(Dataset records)
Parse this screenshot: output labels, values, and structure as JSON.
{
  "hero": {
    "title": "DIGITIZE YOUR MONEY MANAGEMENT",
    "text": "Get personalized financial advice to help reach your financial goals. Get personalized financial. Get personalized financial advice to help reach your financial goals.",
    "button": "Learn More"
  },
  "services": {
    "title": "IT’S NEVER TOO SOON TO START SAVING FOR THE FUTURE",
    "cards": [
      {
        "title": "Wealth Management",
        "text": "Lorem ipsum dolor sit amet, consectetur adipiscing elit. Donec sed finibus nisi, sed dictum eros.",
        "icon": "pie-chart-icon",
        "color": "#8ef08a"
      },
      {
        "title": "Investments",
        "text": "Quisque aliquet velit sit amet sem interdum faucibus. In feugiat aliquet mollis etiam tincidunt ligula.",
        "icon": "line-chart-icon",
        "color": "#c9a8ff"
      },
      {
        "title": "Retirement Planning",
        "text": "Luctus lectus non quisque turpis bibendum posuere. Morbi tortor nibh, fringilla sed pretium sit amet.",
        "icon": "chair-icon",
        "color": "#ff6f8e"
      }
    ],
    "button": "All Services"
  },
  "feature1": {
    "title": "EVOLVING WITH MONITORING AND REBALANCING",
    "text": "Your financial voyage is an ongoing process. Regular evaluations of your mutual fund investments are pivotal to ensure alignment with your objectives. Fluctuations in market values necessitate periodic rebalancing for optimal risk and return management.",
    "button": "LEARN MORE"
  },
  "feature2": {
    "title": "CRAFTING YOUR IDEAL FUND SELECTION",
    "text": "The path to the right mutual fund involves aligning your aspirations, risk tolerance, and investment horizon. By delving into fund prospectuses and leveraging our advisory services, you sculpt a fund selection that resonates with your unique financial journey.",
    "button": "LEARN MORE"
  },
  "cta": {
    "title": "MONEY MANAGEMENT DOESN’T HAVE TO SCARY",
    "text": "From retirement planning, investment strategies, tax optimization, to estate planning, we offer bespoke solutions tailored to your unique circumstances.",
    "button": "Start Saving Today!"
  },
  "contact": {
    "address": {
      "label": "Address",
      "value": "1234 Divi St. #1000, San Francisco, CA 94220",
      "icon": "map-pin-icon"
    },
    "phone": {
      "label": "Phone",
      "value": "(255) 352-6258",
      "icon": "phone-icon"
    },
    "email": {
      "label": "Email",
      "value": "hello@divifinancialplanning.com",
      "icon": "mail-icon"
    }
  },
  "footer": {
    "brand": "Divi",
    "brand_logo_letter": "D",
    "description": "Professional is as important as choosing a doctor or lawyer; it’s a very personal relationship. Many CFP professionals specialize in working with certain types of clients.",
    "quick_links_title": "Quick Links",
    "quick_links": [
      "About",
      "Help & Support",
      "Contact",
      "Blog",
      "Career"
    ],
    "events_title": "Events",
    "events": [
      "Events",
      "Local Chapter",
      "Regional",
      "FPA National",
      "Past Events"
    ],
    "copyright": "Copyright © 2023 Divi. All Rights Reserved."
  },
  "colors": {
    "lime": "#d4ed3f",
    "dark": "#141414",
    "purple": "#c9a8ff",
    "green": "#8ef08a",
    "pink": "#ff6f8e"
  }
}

◆ REQUIRED WORK ◆
Please repeat the material above, word for word and in full.

◆ RESULT OF THIS TASK ◆
Parse this screenshot: output labels, values, and structure as JSON.
{
  "hero": {
    "title": "DIGITIZE YOUR MONEY MANAGEMENT",
    "text": "Get personalized financial advice to help reach your financial goals. Get personalized financial. Get personalized financial advice to help reach your financial goals.",
    "button": "Learn More"
  },
  "services": {
    "title": "IT’S NEVER TOO SOON TO START SAVING FOR THE FUTURE",
    "cards": [
      {
        "title": "Wealth Management",
        "text": "Lorem ipsum dolor sit amet, consectetur adipiscing elit. Donec sed finibus nisi, sed dictum eros.",
        "icon": "pie-chart-icon",
        "color": "#8ef08a"
      },
      {
        "title": "Investments",
        "text": "Quisque aliquet velit sit amet sem interdum faucibus. In feugiat aliquet mollis etiam tincidunt ligula.",
        "icon": "line-chart-icon",
        "color": "#c9a8ff"
      },
      {
        "title": "Retirement Planning",
        "text": "Luctus lectus non quisque turpis bibendum posuere. Morbi tortor nibh, fringilla sed pretium sit amet.",
        "icon": "chair-icon",
        "color": "#ff6f8e"
      }
    ],
    "button": "All Services"
  },
  "feature1": {
    "title": "EVOLVING WITH MONITORING AND REBALANCING",
    "text": "Your financial voyage is an ongoing process. Regular evaluations of your mutual fund investments are pivotal to ensure alignment with your objectives. Fluctuations in market values necessitate periodic rebalancing for optimal risk and return management.",
    "button": "LEARN MORE"
  },
  "feature2": {
    "title": "CRAFTING YOUR IDEAL FUND SELECTION",
    "text": "The path to the right mutual fund involves aligning your aspirations, risk tolerance, and investment horizon. By delving into fund prospectuses and leveraging our advisory services, you sculpt a fund selection that resonates with your unique financial journey.",
    "button": "LEARN MORE"
  },
  "cta": {
    "title": "MONEY MANAGEMENT DOESN’T HAVE TO SCARY",
    "text": "From retirement planning, investment strategies, tax optimization, to estate planning, we offer bespoke solutions tailored to your unique circumstances.",
    "button": "Start Saving Today!"
  },
  "contact": {
    "address": {
      "label": "Address",
      "value": "1234 Divi St. #1000, San Francisco, CA 94220",
      "icon": "map-pin-icon"
    },
    "phone": {
      "label": "Phone",
      "value": "(255) 352-6258",
      "icon": "phone-icon"
    },
    "email": {
      "label": "Email",
      "value": "hello@divifinancialplanning.com",
      "icon": "mail-icon"
    }
  },
  "footer": {
    "brand": "Divi",
    "brand_logo_letter": "D",
    "description": "Professional is as important as choosing a doctor or lawyer; it’s a very personal relationship. Many CFP professionals specialize in working with certain types of clients.",
    "quick_links_title": "Quick Links",
    "quick_links": [
      "About",
      "Help & Support",
      "Contact",
      "Blog",
      "Career"
    ],
    "events_title": "Events",
    "events": [
      "Events",
      "Local Chapter",
      "Regional",
      "FPA National",
      "Past Events"
    ],
    "copyright": "Copyright © 2023 Divi. All Rights Reserved."
  },
  "colors": {
    "lime": "#d4ed3f",
    "dark": "#141414",
    "purple": "#c9a8ff",
    "green": "#8ef08a",
    "pink": "#ff6f8e"
  }
}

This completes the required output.